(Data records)

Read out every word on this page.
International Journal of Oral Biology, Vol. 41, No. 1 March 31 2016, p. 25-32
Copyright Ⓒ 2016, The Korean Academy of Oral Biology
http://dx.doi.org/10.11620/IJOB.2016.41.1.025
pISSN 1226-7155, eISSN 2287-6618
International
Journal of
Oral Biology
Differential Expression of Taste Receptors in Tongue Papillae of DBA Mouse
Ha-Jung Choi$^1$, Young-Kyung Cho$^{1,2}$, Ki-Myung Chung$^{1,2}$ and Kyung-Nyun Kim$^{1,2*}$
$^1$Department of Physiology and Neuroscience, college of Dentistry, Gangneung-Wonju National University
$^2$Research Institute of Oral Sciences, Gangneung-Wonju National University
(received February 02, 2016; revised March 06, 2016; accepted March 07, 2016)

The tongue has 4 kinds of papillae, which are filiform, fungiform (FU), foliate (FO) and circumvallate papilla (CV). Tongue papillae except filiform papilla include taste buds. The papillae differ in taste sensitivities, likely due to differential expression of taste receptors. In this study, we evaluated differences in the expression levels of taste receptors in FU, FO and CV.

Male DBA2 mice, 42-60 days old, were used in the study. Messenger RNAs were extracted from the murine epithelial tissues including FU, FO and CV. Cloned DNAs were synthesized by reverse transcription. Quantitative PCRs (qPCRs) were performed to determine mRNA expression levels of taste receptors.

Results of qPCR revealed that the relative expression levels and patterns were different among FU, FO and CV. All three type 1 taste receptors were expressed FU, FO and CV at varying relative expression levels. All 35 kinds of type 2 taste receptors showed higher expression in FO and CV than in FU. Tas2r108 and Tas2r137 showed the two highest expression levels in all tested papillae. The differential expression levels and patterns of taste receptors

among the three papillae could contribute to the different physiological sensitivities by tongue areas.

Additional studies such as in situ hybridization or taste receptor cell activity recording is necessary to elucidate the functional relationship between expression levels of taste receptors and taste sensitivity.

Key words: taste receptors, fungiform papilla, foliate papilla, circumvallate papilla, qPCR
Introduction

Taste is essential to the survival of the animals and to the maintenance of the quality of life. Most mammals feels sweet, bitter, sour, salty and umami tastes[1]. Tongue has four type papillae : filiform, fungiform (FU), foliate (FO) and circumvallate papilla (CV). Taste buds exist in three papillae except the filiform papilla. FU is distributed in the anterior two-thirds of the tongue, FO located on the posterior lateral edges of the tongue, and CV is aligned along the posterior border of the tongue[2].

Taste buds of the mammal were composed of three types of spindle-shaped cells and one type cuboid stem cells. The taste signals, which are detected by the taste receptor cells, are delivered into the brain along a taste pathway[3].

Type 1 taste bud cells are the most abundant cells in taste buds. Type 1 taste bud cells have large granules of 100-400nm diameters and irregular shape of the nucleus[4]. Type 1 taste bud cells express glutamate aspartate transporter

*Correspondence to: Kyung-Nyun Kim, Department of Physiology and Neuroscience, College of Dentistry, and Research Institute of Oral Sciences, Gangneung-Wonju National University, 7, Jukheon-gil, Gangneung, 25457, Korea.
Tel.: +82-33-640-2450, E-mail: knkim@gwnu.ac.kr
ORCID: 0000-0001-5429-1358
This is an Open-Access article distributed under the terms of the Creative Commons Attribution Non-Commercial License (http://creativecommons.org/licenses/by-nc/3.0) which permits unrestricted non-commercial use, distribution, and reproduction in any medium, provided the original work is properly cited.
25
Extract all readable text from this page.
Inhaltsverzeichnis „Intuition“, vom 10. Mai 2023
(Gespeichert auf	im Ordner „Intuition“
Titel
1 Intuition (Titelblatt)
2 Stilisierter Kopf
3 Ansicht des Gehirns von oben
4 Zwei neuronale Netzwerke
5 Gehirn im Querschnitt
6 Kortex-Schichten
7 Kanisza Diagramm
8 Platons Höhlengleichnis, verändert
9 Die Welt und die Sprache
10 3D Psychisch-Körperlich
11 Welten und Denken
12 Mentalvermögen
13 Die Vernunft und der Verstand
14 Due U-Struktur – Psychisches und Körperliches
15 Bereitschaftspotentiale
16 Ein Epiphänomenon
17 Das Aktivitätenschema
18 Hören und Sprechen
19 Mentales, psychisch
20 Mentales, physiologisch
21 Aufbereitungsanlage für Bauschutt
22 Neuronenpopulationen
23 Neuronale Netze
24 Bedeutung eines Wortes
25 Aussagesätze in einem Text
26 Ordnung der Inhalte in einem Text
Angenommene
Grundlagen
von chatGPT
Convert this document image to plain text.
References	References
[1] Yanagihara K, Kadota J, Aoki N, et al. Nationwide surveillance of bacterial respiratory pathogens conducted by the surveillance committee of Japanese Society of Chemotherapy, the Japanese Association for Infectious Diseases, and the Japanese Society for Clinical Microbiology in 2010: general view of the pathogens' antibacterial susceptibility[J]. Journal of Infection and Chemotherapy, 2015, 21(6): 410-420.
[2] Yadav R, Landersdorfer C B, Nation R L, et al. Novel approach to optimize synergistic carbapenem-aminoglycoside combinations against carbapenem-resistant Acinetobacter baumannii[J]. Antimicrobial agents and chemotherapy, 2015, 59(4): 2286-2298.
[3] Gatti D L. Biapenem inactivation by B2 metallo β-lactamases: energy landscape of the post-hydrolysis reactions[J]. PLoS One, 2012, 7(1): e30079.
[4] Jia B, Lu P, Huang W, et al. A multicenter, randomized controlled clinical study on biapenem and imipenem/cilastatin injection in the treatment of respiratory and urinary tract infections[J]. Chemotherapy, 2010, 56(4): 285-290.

Exercise details:
Print the data above exactly.

Response:
Read out every word on this page.
International Journal of Oral Biology, Vol. 41, No. 1 March 31 2016, p. 25-32
Copyright Ⓒ 2016, The Korean Academy of Oral Biology
http://dx.doi.org/10.11620/IJOB.2016.41.1.025
pISSN 1226-7155, eISSN 2287-6618
International
Journal of
Oral Biology
Differential Expression of Taste Receptors in Tongue Papillae of DBA Mouse
Ha-Jung Choi$^1$, Young-Kyung Cho$^{1,2}$, Ki-Myung Chung$^{1,2}$ and Kyung-Nyun Kim$^{1,2*}$
$^1$Department of Physiology and Neuroscience, college of Dentistry, Gangneung-Wonju National University
$^2$Research Institute of Oral Sciences, Gangneung-Wonju National University
(received February 02, 2016; revised March 06, 2016; accepted March 07, 2016)

The tongue has 4 kinds of papillae, which are filiform, fungiform (FU), foliate (FO) and circumvallate papilla (CV). Tongue papillae except filiform papilla include taste buds. The papillae differ in taste sensitivities, likely due to differential expression of taste receptors. In this study, we evaluated differences in the expression levels of taste receptors in FU, FO and CV.

Male DBA2 mice, 42-60 days old, were used in the study. Messenger RNAs were extracted from the murine epithelial tissues including FU, FO and CV. Cloned DNAs were synthesized by reverse transcription. Quantitative PCRs (qPCRs) were performed to determine mRNA expression levels of taste receptors.

Results of qPCR revealed that the relative expression levels and patterns were different among FU, FO and CV. All three type 1 taste receptors were expressed FU, FO and CV at varying relative expression levels. All 35 kinds of type 2 taste receptors showed higher expression in FO and CV than in FU. Tas2r108 and Tas2r137 showed the two highest expression levels in all tested papillae. The differential expression levels and patterns of taste receptors

among the three papillae could contribute to the different physiological sensitivities by tongue areas.

Additional studies such as in situ hybridization or taste receptor cell activity recording is necessary to elucidate the functional relationship between expression levels of taste receptors and taste sensitivity.

Key words: taste receptors, fungiform papilla, foliate papilla, circumvallate papilla, qPCR
Introduction

Taste is essential to the survival of the animals and to the maintenance of the quality of life. Most mammals feels sweet, bitter, sour, salty and umami tastes[1]. Tongue has four type papillae : filiform, fungiform (FU), foliate (FO) and circumvallate papilla (CV). Taste buds exist in three papillae except the filiform papilla. FU is distributed in the anterior two-thirds of the tongue, FO located on the posterior lateral edges of the tongue, and CV is aligned along the posterior border of the tongue[2].

Taste buds of the mammal were composed of three types of spindle-shaped cells and one type cuboid stem cells. The taste signals, which are detected by the taste receptor cells, are delivered into the brain along a taste pathway[3].

Type 1 taste bud cells are the most abundant cells in taste buds. Type 1 taste bud cells have large granules of 100-400nm diameters and irregular shape of the nucleus[4]. Type 1 taste bud cells express glutamate aspartate transporter

*Correspondence to: Kyung-Nyun Kim, Department of Physiology and Neuroscience, College of Dentistry, and Research Institute of Oral Sciences, Gangneung-Wonju National University, 7, Jukheon-gil, Gangneung, 25457, Korea.
Tel.: +82-33-640-2450, E-mail: knkim@gwnu.ac.kr
ORCID: 0000-0001-5429-1358
This is an Open-Access article distributed under the terms of the Creative Commons Attribution Non-Commercial License (http://creativecommons.org/licenses/by-nc/3.0) which permits unrestricted non-commercial use, distribution, and reproduction in any medium, provided the original work is properly cited.
25
Extract all readable text from this page.
Inhaltsverzeichnis „Intuition“, vom 10. Mai 2023
(Gespeichert auf	im Ordner „Intuition“
Titel
1 Intuition (Titelblatt)
2 Stilisierter Kopf
3 Ansicht des Gehirns von oben
4 Zwei neuronale Netzwerke
5 Gehirn im Querschnitt
6 Kortex-Schichten
7 Kanisza Diagramm
8 Platons Höhlengleichnis, verändert
9 Die Welt und die Sprache
10 3D Psychisch-Körperlich
11 Welten und Denken
12 Mentalvermögen
13 Die Vernunft und der Verstand
14 Due U-Struktur – Psychisches und Körperliches
15 Bereitschaftspotentiale
16 Ein Epiphänomenon
17 Das Aktivitätenschema
18 Hören und Sprechen
19 Mentales, psychisch
20 Mentales, physiologisch
21 Aufbereitungsanlage für Bauschutt
22 Neuronenpopulationen
23 Neuronale Netze
24 Bedeutung eines Wortes
25 Aussagesätze in einem Text
26 Ordnung der Inhalte in einem Text
Angenommene
Grundlagen
von chatGPT
Convert this document image to plain text.
References	References
[1] Yanagihara K, Kadota J, Aoki N, et al. Nationwide surveillance of bacterial respiratory pathogens conducted by the surveillance committee of Japanese Society of Chemotherapy, the Japanese Association for Infectious Diseases, and the Japanese Society for Clinical Microbiology in 2010: general view of the pathogens' antibacterial susceptibility[J]. Journal of Infection and Chemotherapy, 2015, 21(6): 410-420.
[2] Yadav R, Landersdorfer C B, Nation R L, et al. Novel approach to optimize synergistic carbapenem-aminoglycoside combinations against carbapenem-resistant Acinetobacter baumannii[J]. Antimicrobial agents and chemotherapy, 2015, 59(4): 2286-2298.
[3] Gatti D L. Biapenem inactivation by B2 metallo β-lactamases: energy landscape of the post-hydrolysis reactions[J]. PLoS One, 2012, 7(1): e30079.
[4] Jia B, Lu P, Huang W, et al. A multicenter, randomized controlled clinical study on biapenem and imipenem/cilastatin injection in the treatment of respiratory and urinary tract infections[J]. Chemotherapy, 2010, 56(4): 285-290.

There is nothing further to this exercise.